(Rows from a figure dataset)
::::

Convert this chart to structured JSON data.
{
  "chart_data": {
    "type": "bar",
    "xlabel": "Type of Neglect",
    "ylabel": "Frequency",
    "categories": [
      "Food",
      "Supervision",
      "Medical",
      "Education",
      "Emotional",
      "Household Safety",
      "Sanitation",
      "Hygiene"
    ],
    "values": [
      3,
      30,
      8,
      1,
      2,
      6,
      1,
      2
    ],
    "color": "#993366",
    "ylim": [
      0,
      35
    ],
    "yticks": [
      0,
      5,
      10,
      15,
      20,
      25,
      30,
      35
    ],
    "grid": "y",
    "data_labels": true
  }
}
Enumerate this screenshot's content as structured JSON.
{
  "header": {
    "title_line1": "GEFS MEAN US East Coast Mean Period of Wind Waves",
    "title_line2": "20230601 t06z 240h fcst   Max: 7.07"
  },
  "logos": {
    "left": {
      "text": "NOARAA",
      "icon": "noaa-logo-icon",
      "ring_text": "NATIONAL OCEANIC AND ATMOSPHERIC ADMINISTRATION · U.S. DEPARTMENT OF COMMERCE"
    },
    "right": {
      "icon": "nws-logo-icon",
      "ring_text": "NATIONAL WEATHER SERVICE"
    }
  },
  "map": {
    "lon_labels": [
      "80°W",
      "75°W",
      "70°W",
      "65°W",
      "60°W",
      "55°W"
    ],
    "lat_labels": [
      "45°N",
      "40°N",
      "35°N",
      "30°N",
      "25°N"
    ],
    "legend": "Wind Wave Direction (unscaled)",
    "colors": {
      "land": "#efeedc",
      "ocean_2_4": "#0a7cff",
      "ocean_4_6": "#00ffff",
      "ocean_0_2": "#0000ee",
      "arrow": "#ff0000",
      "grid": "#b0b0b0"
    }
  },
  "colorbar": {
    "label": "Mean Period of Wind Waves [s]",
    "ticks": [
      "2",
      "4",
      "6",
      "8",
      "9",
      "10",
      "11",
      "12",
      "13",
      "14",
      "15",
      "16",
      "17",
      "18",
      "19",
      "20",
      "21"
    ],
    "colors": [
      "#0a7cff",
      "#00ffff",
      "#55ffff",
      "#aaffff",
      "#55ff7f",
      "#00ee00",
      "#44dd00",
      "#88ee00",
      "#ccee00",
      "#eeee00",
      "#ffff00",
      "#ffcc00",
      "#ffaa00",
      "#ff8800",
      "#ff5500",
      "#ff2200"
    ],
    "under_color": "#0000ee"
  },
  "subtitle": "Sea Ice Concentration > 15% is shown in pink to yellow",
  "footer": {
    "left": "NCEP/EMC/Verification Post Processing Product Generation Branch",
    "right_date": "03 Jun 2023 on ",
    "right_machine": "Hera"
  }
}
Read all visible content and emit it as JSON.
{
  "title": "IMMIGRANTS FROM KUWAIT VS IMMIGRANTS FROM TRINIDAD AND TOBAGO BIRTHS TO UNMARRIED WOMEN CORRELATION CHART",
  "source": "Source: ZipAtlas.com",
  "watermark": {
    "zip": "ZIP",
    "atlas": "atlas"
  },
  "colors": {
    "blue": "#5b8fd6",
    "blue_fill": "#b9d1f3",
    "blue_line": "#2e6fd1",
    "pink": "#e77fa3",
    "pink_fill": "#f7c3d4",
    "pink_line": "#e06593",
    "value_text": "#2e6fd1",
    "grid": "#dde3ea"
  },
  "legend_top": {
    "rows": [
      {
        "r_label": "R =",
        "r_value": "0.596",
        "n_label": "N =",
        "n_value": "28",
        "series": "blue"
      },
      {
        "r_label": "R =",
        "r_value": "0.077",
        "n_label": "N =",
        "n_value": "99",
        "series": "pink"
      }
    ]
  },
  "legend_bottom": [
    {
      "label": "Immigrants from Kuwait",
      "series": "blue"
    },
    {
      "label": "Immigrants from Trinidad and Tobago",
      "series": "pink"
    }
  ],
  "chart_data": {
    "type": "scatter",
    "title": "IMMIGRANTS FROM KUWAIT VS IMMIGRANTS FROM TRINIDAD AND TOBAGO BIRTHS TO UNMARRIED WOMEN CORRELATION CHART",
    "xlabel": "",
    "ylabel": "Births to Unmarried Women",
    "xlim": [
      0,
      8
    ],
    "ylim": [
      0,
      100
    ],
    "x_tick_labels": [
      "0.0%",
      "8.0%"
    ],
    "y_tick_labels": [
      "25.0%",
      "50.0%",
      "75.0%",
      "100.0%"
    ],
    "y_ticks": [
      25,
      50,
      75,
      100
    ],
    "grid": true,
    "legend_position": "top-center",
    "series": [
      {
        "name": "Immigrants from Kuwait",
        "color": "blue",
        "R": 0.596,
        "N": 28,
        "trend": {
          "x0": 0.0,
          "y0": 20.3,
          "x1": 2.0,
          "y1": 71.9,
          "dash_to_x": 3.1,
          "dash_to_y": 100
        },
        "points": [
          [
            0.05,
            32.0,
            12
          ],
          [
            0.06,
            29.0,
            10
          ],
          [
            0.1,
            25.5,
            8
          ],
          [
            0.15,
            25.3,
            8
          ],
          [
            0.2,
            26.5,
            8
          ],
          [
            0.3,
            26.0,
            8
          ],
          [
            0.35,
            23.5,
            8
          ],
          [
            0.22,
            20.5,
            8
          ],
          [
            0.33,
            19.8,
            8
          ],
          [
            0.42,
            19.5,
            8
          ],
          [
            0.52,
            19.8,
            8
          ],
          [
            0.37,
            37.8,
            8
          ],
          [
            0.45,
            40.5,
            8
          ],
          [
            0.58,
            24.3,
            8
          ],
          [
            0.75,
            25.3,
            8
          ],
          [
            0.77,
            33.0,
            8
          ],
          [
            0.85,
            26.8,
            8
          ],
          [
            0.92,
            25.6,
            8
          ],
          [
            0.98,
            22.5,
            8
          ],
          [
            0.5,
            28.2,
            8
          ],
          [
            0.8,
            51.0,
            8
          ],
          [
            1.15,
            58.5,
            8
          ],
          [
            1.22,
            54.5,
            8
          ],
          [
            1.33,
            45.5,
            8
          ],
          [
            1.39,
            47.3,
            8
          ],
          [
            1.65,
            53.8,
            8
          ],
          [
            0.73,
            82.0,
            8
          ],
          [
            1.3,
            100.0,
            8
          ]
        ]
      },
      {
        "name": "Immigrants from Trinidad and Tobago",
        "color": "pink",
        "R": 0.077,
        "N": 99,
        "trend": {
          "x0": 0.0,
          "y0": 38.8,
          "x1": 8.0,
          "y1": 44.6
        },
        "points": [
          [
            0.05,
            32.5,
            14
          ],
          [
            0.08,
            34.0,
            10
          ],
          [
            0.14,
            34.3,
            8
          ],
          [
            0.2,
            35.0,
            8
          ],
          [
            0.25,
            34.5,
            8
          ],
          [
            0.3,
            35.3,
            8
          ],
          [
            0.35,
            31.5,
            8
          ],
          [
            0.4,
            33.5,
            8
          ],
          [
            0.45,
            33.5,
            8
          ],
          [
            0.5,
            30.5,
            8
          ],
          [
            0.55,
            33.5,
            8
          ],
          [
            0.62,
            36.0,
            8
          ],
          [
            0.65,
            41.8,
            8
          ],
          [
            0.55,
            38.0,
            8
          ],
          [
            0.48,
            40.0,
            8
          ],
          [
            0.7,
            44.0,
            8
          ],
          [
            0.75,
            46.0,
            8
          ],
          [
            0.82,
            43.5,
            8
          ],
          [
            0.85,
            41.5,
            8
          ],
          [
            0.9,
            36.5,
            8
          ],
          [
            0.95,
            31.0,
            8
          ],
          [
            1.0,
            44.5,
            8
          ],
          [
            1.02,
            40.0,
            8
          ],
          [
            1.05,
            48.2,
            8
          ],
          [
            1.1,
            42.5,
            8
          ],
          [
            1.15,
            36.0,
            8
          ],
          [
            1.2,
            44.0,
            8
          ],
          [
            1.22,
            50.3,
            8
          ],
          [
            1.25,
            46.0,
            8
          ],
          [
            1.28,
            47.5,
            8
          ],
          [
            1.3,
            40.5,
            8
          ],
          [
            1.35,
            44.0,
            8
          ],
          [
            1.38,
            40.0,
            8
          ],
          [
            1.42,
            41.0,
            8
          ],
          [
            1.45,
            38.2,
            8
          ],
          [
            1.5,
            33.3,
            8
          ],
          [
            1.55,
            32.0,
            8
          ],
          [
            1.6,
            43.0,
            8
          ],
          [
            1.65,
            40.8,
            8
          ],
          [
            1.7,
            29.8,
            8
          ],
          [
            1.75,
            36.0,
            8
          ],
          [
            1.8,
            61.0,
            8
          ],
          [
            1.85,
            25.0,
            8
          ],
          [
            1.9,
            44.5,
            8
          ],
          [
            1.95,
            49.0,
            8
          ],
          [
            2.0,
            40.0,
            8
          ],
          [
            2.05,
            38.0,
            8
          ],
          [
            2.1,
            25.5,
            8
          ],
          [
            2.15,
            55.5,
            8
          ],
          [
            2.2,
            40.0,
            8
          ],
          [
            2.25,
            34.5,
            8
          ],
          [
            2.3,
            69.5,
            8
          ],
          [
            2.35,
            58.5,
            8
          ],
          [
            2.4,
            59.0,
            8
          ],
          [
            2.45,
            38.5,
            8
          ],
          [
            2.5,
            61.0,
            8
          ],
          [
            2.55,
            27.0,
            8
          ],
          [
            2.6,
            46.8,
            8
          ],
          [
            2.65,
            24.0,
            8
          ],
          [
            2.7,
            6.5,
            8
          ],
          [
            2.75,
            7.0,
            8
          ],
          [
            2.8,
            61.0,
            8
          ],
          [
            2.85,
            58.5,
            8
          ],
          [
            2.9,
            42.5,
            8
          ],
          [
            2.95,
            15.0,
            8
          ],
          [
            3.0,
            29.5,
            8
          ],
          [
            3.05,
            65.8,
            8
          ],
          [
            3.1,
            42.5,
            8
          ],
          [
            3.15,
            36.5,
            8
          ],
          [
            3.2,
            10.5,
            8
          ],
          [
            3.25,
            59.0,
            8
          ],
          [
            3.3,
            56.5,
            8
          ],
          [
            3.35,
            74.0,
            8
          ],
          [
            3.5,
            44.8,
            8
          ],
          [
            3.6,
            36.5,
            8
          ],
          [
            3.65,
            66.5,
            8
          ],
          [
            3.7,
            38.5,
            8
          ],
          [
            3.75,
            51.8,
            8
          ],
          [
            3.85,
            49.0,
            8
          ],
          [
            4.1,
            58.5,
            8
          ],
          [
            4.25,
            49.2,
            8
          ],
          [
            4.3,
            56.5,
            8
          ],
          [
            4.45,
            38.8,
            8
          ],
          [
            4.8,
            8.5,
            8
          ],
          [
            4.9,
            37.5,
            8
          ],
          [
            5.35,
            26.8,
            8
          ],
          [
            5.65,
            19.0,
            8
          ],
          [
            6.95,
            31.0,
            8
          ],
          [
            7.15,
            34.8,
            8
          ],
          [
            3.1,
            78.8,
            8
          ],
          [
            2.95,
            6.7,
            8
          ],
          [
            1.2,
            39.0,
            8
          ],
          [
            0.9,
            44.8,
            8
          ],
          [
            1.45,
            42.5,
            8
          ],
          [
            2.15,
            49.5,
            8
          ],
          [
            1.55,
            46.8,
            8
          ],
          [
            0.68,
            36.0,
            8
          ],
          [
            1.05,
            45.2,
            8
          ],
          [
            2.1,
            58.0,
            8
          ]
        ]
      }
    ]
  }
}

::::

● Aim
Report all lines of the material that contain the word "CORRELATION".

● Task response
  "title": "IMMIGRANTS FROM KUWAIT VS IMMIGRANTS FROM TRINIDAD AND TOBAGO BIRTHS TO UNMARRIED WOMEN CORRELATION CHART",
    "title": "IMMIGRANTS FROM KUWAIT VS IMMIGRANTS FROM TRINIDAD AND TOBAGO BIRTHS TO UNMARRIED WOMEN CORRELATION CHART",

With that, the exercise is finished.